## start DATA SECTION

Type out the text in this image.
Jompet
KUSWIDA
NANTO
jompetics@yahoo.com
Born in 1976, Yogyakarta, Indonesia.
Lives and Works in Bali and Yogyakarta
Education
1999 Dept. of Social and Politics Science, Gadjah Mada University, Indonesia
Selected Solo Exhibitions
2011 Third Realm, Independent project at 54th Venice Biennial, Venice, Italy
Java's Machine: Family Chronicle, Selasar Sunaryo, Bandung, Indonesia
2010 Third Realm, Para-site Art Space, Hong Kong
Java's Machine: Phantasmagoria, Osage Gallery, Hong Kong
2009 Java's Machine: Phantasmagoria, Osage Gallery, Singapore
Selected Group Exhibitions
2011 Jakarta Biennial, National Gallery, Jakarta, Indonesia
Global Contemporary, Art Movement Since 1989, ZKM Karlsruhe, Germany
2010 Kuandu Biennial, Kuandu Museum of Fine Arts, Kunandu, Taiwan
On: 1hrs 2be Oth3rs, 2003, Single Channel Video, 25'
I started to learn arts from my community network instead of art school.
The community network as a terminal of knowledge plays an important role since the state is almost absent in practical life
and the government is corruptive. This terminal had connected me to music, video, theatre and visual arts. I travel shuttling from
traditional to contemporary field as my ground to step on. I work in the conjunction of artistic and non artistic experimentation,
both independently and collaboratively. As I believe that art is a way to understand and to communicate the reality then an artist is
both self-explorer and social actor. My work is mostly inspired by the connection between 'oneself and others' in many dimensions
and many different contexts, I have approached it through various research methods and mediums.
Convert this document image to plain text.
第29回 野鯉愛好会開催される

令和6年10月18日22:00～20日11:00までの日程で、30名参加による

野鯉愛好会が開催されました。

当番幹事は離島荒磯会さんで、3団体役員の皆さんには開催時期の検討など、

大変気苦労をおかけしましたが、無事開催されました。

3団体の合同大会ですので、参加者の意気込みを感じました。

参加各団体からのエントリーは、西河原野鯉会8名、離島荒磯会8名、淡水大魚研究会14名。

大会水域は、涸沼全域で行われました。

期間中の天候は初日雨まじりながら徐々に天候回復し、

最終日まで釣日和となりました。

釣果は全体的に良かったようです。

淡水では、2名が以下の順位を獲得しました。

## end DATA SECTION

▶ TASK DIRECTIONS: Make an exact copy of all the data.

▶ WORKED ANSWER:
Type out the text in this image.
Jompet
KUSWIDA
NANTO
jompetics@yahoo.com
Born in 1976, Yogyakarta, Indonesia.
Lives and Works in Bali and Yogyakarta
Education
1999 Dept. of Social and Politics Science, Gadjah Mada University, Indonesia
Selected Solo Exhibitions
2011 Third Realm, Independent project at 54th Venice Biennial, Venice, Italy
Java's Machine: Family Chronicle, Selasar Sunaryo, Bandung, Indonesia
2010 Third Realm, Para-site Art Space, Hong Kong
Java's Machine: Phantasmagoria, Osage Gallery, Hong Kong
2009 Java's Machine: Phantasmagoria, Osage Gallery, Singapore
Selected Group Exhibitions
2011 Jakarta Biennial, National Gallery, Jakarta, Indonesia
Global Contemporary, Art Movement Since 1989, ZKM Karlsruhe, Germany
2010 Kuandu Biennial, Kuandu Museum of Fine Arts, Kunandu, Taiwan
On: 1hrs 2be Oth3rs, 2003, Single Channel Video, 25'
I started to learn arts from my community network instead of art school.
The community network as a terminal of knowledge plays an important role since the state is almost absent in practical life
and the government is corruptive. This terminal had connected me to music, video, theatre and visual arts. I travel shuttling from
traditional to contemporary field as my ground to step on. I work in the conjunction of artistic and non artistic experimentation,
both independently and collaboratively. As I believe that art is a way to understand and to communicate the reality then an artist is
both self-explorer and social actor. My work is mostly inspired by the connection between 'oneself and others' in many dimensions
and many different contexts, I have approached it through various research methods and mediums.
Convert this document image to plain text.
第29回 野鯉愛好会開催される

令和6年10月18日22:00～20日11:00までの日程で、30名参加による

野鯉愛好会が開催されました。

当番幹事は離島荒磯会さんで、3団体役員の皆さんには開催時期の検討など、

大変気苦労をおかけしましたが、無事開催されました。

3団体の合同大会ですので、参加者の意気込みを感じました。

参加各団体からのエントリーは、西河原野鯉会8名、離島荒磯会8名、淡水大魚研究会14名。

大会水域は、涸沼全域で行われました。

期間中の天候は初日雨まじりながら徐々に天候回復し、

最終日まで釣日和となりました。

釣果は全体的に良かったようです。

淡水では、2名が以下の順位を獲得しました。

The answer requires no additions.